- _Stated goal_
The line containing "Enumerate this screenshot's" marks where to begin; quote it and every line after it through the end of the data, exactly as written.

- _Dataset_
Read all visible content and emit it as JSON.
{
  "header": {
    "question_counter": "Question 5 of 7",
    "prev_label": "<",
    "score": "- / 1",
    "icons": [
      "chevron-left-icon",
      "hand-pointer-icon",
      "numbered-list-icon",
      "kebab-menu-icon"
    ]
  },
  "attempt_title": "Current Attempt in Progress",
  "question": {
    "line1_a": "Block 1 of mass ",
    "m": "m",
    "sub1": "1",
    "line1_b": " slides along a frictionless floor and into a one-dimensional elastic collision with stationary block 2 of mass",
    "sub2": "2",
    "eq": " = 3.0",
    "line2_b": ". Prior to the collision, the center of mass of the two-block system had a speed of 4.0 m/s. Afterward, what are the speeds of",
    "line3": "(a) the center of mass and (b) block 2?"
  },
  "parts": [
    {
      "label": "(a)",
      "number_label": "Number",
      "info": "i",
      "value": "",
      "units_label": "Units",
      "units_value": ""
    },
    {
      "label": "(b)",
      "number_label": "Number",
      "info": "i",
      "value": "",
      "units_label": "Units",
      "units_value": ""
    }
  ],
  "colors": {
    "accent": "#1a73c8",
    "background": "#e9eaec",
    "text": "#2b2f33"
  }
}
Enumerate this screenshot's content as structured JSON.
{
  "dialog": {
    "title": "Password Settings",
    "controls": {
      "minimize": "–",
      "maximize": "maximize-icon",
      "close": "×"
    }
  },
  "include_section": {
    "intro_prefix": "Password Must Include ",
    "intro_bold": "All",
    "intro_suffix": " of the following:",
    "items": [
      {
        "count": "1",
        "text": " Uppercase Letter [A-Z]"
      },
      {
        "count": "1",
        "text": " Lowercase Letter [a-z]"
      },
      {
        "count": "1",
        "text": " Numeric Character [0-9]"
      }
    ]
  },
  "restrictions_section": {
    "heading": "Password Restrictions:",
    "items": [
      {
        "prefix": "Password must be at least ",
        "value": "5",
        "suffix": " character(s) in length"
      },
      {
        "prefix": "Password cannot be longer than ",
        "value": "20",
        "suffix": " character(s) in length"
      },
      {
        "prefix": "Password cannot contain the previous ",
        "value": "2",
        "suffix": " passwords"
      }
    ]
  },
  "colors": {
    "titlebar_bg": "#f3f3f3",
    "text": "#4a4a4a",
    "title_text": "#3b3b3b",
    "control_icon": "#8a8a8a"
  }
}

- _Solution to the exercise_
Enumerate this screenshot's content as structured JSON.
{
  "dialog": {
    "title": "Password Settings",
    "controls": {
      "minimize": "–",
      "maximize": "maximize-icon",
      "close": "×"
    }
  },
  "include_section": {
    "intro_prefix": "Password Must Include ",
    "intro_bold": "All",
    "intro_suffix": " of the following:",
    "items": [
      {
        "count": "1",
        "text": " Uppercase Letter [A-Z]"
      },
      {
        "count": "1",
        "text": " Lowercase Letter [a-z]"
      },
      {
        "count": "1",
        "text": " Numeric Character [0-9]"
      }
    ]
  },
  "restrictions_section": {
    "heading": "Password Restrictions:",
    "items": [
      {
        "prefix": "Password must be at least ",
        "value": "5",
        "suffix": " character(s) in length"
      },
      {
        "prefix": "Password cannot be longer than ",
        "value": "20",
        "suffix": " character(s) in length"
      },
      {
        "prefix": "Password cannot contain the previous ",
        "value": "2",
        "suffix": " passwords"
      }
    ]
  },
  "colors": {
    "titlebar_bg": "#f3f3f3",
    "text": "#4a4a4a",
    "title_text": "#3b3b3b",
    "control_icon": "#8a8a8a"
  }
}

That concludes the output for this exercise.